What the task requires - Tally the lines in the entries below that contain the string "Eesti", and give only the number.

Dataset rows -

----------

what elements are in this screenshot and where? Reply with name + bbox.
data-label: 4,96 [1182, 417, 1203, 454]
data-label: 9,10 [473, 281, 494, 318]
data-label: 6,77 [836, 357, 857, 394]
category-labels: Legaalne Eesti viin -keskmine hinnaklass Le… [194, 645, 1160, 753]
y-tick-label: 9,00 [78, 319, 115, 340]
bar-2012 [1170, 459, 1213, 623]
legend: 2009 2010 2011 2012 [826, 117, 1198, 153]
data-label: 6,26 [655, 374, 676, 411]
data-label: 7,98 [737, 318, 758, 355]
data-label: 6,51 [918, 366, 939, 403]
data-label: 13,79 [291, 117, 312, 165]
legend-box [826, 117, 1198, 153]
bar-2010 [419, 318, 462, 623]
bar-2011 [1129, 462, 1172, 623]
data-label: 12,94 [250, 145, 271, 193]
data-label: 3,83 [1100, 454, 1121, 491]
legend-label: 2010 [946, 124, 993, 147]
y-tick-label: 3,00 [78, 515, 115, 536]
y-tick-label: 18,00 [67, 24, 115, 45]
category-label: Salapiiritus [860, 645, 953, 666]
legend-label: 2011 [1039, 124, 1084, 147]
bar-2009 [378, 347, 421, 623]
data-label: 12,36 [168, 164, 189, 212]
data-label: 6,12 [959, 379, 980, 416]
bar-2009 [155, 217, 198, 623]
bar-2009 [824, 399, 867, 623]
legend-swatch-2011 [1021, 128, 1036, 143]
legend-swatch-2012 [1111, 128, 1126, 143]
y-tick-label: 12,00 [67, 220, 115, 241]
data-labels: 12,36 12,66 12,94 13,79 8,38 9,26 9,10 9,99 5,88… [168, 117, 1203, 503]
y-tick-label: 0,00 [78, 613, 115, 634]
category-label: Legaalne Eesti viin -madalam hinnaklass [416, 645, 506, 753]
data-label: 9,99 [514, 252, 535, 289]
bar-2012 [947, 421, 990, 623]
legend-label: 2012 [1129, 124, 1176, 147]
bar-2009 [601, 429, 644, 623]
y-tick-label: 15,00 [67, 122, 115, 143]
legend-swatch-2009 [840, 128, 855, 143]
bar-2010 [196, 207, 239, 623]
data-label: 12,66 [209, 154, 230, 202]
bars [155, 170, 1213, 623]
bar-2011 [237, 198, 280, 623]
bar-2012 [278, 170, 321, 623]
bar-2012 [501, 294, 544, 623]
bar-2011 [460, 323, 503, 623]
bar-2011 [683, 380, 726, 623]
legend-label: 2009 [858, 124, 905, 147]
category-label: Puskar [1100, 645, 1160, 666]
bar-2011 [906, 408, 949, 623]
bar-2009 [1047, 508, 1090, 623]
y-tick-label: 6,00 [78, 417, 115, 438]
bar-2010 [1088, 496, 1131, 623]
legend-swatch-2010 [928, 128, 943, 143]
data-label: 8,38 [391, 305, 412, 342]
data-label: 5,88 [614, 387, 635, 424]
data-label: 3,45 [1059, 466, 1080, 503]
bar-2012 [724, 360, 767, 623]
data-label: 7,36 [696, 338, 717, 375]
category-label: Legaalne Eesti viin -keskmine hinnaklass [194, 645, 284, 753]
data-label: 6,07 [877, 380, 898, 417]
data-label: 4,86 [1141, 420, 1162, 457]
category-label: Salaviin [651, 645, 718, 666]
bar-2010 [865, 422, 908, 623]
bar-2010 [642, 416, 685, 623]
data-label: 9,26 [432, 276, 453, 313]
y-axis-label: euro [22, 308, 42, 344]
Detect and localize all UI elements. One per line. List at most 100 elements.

----------

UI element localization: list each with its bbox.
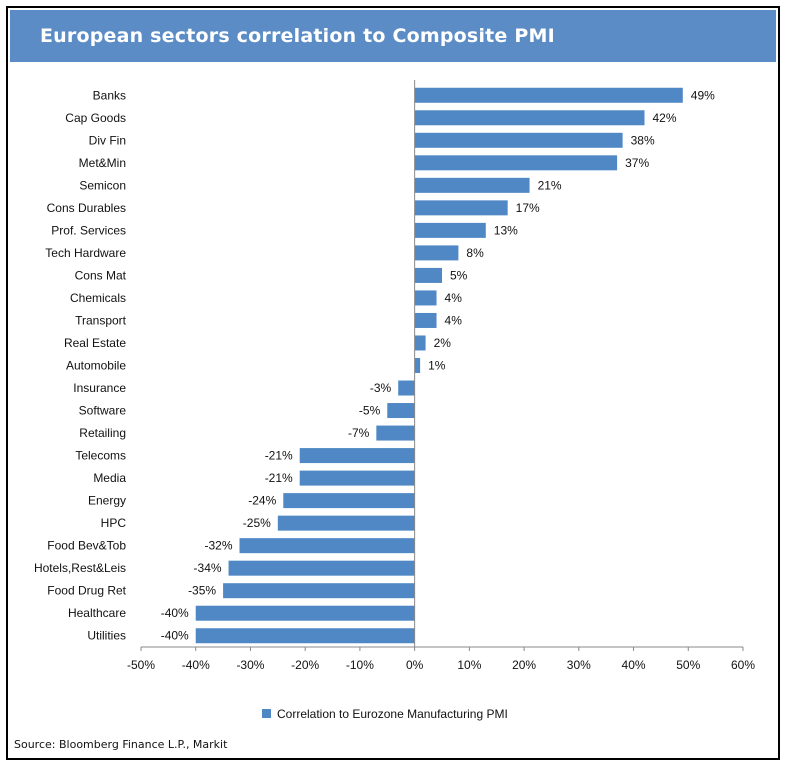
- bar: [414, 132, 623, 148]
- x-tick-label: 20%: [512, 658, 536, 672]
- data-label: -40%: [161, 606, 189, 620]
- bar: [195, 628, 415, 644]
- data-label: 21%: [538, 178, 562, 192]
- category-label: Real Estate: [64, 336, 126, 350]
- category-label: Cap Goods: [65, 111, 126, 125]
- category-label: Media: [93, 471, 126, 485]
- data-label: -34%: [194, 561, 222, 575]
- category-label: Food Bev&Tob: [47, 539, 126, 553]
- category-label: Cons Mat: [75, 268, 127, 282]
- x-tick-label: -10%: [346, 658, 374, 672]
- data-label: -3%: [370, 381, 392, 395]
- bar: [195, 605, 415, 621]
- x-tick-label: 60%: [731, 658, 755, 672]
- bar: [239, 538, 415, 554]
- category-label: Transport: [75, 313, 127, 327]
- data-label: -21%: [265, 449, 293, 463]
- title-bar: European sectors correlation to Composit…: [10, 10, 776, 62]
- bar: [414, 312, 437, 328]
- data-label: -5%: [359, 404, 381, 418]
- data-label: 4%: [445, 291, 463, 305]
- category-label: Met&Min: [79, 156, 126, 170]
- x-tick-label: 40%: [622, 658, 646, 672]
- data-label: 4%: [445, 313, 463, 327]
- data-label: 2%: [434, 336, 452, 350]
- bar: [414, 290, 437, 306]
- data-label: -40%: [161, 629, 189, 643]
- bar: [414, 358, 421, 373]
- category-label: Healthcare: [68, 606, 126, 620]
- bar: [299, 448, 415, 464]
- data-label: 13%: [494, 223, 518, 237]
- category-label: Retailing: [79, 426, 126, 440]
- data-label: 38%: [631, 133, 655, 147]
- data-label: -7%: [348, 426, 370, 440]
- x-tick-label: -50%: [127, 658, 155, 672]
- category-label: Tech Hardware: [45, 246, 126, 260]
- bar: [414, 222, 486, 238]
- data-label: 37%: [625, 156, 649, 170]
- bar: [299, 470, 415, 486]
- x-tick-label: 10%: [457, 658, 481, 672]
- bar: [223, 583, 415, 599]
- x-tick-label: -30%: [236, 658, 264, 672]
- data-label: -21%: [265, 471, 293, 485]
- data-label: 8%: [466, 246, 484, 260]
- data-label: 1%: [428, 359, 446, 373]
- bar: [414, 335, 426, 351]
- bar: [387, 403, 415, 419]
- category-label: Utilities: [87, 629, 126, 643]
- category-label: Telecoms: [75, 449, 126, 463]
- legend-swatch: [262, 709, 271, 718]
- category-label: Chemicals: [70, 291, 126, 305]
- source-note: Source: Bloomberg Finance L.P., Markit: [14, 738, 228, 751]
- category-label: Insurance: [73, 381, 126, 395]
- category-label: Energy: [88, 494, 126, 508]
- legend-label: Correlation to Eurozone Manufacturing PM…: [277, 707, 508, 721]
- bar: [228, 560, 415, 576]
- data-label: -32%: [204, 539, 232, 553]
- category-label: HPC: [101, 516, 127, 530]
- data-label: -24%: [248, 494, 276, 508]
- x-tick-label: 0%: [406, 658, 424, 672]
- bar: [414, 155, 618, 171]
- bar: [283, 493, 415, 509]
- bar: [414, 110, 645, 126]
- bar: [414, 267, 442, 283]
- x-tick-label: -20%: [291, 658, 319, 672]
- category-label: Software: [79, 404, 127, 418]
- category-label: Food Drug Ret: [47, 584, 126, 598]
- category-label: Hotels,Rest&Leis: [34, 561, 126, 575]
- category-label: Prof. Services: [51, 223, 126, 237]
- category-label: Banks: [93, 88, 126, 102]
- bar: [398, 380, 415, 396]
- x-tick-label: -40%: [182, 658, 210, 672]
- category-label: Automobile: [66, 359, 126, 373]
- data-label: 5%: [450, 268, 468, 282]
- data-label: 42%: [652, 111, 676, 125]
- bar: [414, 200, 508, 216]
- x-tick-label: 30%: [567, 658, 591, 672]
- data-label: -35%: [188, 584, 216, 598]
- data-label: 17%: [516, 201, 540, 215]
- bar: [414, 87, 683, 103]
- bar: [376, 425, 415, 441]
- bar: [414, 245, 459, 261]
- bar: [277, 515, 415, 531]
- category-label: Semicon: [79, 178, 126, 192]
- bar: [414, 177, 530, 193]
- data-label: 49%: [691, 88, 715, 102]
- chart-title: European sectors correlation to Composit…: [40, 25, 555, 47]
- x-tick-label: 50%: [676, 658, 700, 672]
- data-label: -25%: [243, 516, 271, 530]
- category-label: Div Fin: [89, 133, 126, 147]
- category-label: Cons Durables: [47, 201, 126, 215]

----------

Task solution - 3